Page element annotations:
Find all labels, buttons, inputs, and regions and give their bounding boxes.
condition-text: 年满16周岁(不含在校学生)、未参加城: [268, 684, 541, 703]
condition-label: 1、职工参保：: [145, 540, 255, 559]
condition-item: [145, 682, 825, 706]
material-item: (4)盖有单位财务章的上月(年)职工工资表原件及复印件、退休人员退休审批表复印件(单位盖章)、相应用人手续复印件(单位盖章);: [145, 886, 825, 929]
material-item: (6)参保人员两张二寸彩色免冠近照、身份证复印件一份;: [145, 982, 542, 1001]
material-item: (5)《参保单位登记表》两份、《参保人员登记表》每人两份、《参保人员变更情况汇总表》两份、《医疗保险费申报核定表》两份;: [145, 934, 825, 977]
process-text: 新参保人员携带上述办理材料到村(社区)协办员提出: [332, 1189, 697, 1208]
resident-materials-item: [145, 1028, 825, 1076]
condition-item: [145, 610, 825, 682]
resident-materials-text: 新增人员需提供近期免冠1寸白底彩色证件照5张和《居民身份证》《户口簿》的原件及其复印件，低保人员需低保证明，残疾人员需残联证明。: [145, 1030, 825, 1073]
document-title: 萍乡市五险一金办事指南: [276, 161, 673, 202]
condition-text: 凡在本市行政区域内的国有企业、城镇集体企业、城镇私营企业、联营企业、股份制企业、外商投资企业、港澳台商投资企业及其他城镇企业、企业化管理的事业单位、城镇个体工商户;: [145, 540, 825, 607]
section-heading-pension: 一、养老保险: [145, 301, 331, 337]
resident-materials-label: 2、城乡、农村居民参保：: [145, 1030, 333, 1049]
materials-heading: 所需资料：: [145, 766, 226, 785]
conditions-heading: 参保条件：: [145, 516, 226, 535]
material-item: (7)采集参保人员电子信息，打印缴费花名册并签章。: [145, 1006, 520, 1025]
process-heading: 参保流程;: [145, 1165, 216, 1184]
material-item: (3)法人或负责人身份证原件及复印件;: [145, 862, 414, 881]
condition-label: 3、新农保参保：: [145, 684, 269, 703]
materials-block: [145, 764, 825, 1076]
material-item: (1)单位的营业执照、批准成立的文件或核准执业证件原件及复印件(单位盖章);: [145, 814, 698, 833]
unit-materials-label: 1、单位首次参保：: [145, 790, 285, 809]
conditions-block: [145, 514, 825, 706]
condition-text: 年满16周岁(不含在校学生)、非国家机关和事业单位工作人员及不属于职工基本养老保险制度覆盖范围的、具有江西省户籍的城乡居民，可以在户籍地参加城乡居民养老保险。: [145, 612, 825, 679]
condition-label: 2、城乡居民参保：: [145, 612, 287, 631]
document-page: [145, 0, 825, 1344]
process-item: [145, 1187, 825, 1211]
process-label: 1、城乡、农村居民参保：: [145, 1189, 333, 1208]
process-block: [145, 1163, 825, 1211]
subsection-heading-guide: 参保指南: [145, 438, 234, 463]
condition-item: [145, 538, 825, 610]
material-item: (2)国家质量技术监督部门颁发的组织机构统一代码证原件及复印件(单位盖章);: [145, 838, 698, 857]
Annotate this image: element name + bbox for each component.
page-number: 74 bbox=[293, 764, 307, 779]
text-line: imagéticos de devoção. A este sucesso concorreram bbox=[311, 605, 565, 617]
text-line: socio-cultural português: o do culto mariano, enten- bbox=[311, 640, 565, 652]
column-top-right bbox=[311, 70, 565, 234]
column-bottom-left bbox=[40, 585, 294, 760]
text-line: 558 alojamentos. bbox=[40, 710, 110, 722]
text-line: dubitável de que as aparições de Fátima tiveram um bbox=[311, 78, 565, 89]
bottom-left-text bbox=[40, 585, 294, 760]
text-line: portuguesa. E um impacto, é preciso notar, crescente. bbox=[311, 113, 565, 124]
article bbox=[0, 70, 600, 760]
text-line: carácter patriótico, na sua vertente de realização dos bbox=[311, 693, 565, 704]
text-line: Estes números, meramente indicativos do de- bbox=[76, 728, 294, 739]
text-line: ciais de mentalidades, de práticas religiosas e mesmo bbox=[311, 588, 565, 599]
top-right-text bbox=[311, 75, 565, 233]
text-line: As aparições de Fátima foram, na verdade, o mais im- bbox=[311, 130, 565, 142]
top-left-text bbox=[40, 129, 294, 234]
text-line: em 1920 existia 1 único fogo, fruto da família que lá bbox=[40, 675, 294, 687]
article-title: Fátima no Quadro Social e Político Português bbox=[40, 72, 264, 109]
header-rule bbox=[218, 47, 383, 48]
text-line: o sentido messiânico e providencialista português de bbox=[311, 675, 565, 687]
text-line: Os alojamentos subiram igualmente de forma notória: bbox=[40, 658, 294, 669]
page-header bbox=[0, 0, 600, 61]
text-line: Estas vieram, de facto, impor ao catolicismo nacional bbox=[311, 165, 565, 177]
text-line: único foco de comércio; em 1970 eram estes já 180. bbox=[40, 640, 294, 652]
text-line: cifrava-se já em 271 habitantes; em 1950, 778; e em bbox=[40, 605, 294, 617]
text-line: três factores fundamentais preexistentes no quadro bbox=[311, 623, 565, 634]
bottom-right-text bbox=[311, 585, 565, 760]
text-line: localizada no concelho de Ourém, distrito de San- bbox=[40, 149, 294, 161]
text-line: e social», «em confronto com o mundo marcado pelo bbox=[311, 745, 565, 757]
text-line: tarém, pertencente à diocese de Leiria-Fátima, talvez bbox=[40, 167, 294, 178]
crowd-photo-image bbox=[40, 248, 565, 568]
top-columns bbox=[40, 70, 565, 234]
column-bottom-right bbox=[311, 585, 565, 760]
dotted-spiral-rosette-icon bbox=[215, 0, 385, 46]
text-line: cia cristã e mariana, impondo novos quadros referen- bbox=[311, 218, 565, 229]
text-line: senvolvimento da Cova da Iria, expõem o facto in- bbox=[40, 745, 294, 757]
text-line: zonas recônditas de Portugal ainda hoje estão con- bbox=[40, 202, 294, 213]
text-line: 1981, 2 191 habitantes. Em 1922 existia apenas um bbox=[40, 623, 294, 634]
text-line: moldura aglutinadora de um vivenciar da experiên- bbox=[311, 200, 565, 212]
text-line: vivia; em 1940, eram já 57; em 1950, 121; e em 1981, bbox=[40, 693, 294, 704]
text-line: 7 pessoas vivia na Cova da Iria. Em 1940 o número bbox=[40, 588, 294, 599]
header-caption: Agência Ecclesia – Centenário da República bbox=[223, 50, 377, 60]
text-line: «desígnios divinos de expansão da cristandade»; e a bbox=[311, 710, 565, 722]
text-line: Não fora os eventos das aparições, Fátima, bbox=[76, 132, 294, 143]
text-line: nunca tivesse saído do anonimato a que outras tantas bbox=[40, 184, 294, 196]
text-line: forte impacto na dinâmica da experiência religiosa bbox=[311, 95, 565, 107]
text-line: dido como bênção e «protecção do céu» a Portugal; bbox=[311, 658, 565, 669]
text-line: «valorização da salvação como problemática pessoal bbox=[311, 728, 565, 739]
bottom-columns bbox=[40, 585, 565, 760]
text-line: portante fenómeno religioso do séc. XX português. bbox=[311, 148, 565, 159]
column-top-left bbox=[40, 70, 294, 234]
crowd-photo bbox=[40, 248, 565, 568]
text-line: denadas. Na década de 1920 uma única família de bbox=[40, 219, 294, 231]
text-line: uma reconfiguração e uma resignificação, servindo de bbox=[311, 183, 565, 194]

Exercise directions:
Copy out the records word for word, from the very start through the line containing "resident-materials-item: [145, 1028, 825, 1076]", including that line.

Final result:
Find all labels, buttons, inputs, and regions and give their bounding boxes.
condition-text: 年满16周岁(不含在校学生)、未参加城: [268, 684, 541, 703]
condition-label: 1、职工参保：: [145, 540, 255, 559]
condition-item: [145, 682, 825, 706]
material-item: (4)盖有单位财务章的上月(年)职工工资表原件及复印件、退休人员退休审批表复印件(单位盖章)、相应用人手续复印件(单位盖章);: [145, 886, 825, 929]
material-item: (6)参保人员两张二寸彩色免冠近照、身份证复印件一份;: [145, 982, 542, 1001]
material-item: (5)《参保单位登记表》两份、《参保人员登记表》每人两份、《参保人员变更情况汇总表》两份、《医疗保险费申报核定表》两份;: [145, 934, 825, 977]
process-text: 新参保人员携带上述办理材料到村(社区)协办员提出: [332, 1189, 697, 1208]
resident-materials-item: [145, 1028, 825, 1076]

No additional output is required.